--- begin ---

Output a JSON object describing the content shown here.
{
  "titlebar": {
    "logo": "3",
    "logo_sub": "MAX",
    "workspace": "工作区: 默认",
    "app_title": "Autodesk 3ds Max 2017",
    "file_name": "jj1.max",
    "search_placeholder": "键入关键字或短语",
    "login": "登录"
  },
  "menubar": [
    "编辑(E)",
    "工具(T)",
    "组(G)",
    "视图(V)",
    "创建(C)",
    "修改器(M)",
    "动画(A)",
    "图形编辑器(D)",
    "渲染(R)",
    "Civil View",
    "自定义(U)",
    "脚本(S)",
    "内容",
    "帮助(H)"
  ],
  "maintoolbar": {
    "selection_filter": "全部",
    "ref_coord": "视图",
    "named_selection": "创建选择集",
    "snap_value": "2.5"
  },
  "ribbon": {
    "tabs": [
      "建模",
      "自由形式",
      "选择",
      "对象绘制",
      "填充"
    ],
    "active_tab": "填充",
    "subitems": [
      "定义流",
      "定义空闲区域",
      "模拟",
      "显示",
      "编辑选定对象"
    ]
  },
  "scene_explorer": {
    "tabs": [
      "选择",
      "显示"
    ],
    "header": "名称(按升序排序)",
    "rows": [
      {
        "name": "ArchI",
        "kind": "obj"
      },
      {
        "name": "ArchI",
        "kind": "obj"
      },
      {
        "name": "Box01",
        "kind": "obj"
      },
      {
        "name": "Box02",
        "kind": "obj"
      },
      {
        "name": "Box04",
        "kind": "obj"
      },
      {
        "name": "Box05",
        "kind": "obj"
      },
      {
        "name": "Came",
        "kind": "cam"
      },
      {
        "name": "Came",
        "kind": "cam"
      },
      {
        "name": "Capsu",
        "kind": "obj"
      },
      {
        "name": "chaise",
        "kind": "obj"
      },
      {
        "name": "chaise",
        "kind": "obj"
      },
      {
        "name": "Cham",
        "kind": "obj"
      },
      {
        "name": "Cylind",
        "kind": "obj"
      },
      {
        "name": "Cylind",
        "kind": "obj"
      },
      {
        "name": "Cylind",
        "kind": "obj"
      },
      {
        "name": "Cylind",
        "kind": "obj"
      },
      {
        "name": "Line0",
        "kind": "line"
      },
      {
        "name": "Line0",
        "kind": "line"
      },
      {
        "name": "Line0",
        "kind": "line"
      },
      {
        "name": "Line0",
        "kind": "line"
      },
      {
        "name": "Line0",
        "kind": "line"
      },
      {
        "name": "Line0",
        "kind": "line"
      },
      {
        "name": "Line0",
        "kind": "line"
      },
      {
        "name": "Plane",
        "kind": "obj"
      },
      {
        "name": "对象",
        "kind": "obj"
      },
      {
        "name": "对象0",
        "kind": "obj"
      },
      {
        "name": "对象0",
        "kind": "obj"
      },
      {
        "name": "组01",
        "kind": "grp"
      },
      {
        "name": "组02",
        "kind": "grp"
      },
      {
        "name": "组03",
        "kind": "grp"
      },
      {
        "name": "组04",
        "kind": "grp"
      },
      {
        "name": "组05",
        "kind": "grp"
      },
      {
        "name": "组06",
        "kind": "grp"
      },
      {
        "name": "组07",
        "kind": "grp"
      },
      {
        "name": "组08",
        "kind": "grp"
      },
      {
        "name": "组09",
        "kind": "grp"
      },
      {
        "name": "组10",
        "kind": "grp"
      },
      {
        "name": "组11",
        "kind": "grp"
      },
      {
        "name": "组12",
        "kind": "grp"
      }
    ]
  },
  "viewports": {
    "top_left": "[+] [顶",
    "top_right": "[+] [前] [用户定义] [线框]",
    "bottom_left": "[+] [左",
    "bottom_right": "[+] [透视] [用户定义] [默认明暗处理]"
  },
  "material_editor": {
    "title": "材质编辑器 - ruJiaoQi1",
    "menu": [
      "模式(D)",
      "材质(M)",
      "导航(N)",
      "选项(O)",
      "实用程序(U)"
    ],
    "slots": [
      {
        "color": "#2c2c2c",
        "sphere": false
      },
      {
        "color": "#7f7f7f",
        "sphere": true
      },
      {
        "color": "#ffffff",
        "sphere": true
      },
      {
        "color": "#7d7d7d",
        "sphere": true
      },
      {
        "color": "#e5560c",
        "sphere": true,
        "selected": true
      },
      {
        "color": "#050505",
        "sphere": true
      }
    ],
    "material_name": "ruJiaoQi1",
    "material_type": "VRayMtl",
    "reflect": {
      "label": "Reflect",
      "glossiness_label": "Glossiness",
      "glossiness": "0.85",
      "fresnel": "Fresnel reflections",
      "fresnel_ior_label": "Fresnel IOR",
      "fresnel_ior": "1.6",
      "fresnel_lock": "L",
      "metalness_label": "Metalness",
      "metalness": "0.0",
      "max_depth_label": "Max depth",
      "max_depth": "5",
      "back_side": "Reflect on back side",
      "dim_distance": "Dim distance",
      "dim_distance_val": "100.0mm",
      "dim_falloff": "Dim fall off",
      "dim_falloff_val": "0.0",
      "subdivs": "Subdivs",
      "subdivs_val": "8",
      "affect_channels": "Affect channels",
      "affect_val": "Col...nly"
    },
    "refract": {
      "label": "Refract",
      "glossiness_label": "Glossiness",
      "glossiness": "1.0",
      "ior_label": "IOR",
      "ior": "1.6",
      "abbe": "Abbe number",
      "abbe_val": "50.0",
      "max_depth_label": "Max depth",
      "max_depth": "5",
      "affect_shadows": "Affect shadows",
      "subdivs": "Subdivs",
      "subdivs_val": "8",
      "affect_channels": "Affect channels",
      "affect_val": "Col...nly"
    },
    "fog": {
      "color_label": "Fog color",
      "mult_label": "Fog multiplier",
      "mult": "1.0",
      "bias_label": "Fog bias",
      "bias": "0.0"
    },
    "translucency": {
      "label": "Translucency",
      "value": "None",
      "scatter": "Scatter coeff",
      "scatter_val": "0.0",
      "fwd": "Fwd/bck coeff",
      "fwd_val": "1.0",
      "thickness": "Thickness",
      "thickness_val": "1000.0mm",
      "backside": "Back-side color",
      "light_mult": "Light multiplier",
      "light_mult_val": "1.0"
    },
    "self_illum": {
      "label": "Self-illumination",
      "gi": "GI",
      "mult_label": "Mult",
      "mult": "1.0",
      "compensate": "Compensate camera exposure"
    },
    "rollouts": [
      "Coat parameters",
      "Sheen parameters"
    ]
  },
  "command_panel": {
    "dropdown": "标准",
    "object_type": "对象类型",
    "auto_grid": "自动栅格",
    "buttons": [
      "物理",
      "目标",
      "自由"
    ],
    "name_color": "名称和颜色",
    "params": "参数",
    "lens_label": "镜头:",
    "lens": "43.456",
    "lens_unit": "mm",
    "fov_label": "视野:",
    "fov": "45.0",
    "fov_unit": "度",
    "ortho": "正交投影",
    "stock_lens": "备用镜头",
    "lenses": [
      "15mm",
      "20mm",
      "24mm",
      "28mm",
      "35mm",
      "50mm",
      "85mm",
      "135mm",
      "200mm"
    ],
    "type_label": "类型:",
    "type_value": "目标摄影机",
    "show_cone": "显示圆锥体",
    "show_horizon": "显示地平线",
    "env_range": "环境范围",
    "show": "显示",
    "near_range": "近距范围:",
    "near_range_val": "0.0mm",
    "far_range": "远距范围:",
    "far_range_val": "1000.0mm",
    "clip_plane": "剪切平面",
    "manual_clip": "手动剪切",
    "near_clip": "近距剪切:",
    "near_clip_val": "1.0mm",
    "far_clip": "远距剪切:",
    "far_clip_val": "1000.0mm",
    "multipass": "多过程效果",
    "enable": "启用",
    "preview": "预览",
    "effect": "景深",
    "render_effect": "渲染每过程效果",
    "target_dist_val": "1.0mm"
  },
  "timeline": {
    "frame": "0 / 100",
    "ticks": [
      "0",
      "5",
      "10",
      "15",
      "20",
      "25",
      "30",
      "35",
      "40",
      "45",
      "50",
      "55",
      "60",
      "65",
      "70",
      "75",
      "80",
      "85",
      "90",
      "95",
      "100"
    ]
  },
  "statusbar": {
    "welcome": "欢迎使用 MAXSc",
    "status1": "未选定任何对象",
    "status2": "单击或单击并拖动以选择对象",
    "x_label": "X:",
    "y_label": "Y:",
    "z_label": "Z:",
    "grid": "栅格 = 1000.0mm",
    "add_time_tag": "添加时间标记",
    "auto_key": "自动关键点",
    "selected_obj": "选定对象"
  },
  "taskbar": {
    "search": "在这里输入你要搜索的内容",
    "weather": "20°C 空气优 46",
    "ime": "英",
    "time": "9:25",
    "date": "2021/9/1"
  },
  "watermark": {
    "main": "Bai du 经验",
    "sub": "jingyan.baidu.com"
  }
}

--- end ---

:: Given instruction ::
Search the lines for the word "multiplier" and report how many contain it, by number only.

:: Exercise answer ::
2